* **ITEMS**
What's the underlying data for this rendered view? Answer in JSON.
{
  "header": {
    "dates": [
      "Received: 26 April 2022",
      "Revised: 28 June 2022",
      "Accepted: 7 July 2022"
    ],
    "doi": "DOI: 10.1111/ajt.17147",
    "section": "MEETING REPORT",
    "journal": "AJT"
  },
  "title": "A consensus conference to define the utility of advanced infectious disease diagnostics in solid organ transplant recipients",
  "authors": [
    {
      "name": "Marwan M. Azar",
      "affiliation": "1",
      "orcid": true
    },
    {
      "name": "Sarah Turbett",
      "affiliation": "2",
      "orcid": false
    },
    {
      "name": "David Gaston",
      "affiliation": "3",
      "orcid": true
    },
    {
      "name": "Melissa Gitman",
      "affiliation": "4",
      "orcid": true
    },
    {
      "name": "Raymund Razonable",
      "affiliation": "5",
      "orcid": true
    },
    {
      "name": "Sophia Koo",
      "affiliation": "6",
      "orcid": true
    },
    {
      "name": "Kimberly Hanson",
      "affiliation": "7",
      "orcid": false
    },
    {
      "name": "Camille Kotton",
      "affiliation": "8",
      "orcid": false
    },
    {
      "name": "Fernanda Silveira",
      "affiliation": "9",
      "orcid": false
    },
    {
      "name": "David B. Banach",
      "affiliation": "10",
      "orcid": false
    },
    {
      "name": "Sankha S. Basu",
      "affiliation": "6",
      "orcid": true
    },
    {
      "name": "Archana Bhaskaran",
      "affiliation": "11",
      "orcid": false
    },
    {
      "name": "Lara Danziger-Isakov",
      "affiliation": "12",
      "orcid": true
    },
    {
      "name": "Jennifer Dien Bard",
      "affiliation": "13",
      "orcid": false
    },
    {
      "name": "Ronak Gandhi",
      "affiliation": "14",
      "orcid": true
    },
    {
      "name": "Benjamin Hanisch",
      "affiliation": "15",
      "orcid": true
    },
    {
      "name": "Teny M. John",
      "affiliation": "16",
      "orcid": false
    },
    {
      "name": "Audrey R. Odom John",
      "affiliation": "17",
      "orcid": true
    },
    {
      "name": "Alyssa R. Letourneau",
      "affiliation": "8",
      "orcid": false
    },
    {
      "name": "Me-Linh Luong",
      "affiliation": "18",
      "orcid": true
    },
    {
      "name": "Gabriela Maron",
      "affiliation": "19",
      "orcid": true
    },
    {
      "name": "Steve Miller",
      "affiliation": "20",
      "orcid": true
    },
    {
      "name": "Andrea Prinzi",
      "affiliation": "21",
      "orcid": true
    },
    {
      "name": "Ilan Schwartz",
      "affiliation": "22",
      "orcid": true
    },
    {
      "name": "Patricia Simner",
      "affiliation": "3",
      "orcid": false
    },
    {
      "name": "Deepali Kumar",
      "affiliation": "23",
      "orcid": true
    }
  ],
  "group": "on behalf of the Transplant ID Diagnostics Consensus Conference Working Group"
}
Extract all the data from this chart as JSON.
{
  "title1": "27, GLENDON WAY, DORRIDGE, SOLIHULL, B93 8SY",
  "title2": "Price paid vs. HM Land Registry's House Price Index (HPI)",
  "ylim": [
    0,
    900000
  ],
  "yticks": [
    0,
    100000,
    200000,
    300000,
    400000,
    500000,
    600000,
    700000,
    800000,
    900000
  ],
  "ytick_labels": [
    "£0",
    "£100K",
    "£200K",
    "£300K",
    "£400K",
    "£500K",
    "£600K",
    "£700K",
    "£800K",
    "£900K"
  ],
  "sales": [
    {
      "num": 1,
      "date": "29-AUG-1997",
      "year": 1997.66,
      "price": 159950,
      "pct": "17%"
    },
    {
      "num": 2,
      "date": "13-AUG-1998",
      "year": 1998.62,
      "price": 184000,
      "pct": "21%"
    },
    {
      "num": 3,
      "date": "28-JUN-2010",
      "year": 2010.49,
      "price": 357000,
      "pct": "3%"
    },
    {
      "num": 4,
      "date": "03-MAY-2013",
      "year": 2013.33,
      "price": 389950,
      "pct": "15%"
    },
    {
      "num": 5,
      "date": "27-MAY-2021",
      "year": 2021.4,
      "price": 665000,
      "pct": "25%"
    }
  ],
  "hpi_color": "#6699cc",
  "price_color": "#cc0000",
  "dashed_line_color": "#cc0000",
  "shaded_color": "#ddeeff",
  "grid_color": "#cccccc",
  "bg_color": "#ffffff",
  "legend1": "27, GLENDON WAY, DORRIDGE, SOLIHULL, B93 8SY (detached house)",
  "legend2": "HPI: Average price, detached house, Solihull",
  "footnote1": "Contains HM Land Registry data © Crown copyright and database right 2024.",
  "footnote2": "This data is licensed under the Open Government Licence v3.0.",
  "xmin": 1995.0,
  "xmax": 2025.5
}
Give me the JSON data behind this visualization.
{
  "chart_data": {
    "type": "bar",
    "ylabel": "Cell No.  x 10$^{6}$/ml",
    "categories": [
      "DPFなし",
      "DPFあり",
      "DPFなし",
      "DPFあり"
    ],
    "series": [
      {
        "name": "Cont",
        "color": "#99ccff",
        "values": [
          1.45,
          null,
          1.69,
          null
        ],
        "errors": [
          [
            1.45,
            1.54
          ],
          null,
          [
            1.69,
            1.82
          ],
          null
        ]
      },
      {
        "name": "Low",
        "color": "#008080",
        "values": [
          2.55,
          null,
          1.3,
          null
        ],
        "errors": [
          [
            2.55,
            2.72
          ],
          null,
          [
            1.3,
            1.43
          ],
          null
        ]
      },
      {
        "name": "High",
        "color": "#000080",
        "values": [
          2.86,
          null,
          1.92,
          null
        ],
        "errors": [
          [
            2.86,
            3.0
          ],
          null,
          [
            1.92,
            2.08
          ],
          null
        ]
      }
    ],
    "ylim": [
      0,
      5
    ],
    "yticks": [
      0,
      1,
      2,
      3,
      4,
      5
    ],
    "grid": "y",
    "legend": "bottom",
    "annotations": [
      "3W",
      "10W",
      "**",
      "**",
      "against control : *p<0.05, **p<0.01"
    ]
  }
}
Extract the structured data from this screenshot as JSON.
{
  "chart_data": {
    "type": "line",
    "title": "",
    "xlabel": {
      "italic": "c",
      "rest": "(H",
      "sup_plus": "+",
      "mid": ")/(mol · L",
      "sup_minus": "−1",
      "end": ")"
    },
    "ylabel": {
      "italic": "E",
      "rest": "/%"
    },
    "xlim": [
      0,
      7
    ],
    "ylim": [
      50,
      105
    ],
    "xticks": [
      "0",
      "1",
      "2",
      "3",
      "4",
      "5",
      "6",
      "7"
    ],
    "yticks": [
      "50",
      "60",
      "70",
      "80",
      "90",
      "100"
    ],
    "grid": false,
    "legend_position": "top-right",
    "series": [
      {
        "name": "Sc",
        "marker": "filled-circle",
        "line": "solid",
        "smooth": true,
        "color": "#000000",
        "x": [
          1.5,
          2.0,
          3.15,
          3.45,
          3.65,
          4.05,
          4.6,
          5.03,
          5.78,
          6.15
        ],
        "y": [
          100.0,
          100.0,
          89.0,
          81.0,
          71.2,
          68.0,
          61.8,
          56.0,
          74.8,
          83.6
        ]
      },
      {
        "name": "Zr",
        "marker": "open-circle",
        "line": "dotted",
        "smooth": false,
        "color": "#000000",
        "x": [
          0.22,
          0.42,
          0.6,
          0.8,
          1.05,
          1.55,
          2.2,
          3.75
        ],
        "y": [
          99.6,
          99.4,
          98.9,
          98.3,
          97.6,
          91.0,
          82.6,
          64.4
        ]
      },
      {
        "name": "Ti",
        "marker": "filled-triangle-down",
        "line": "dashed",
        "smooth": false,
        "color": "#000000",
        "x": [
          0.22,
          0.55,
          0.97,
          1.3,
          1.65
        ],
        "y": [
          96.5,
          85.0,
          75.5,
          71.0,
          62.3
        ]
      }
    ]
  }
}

* **GIVEN EXERCISE**
For this exercise, gather every line of the data that contains the word "solid".

* **COMPLETE RESPONSE**
  "title": "A consensus conference to define the utility of advanced infectious disease diagnostics in solid organ transplant recipients",
        "line": "solid",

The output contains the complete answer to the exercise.